Supplied records:
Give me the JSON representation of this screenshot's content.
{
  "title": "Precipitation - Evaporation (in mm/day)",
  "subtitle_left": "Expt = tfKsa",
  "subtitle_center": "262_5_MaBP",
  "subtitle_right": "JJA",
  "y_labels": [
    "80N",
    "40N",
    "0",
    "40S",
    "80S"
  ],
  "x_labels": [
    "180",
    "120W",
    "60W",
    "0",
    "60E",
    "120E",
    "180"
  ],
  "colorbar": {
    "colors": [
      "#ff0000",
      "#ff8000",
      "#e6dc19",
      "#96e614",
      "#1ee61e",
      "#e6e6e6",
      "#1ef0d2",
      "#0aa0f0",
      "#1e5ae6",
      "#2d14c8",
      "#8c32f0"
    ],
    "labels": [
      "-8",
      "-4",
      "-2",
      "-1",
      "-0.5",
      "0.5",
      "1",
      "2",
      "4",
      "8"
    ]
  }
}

Work to do:
Extract all of the data above and output it character for character.

Task answer:
Give me the JSON representation of this screenshot's content.
{
  "title": "Precipitation - Evaporation (in mm/day)",
  "subtitle_left": "Expt = tfKsa",
  "subtitle_center": "262_5_MaBP",
  "subtitle_right": "JJA",
  "y_labels": [
    "80N",
    "40N",
    "0",
    "40S",
    "80S"
  ],
  "x_labels": [
    "180",
    "120W",
    "60W",
    "0",
    "60E",
    "120E",
    "180"
  ],
  "colorbar": {
    "colors": [
      "#ff0000",
      "#ff8000",
      "#e6dc19",
      "#96e614",
      "#1ee61e",
      "#e6e6e6",
      "#1ef0d2",
      "#0aa0f0",
      "#1e5ae6",
      "#2d14c8",
      "#8c32f0"
    ],
    "labels": [
      "-8",
      "-4",
      "-2",
      "-1",
      "-0.5",
      "0.5",
      "1",
      "2",
      "4",
      "8"
    ]
  }
}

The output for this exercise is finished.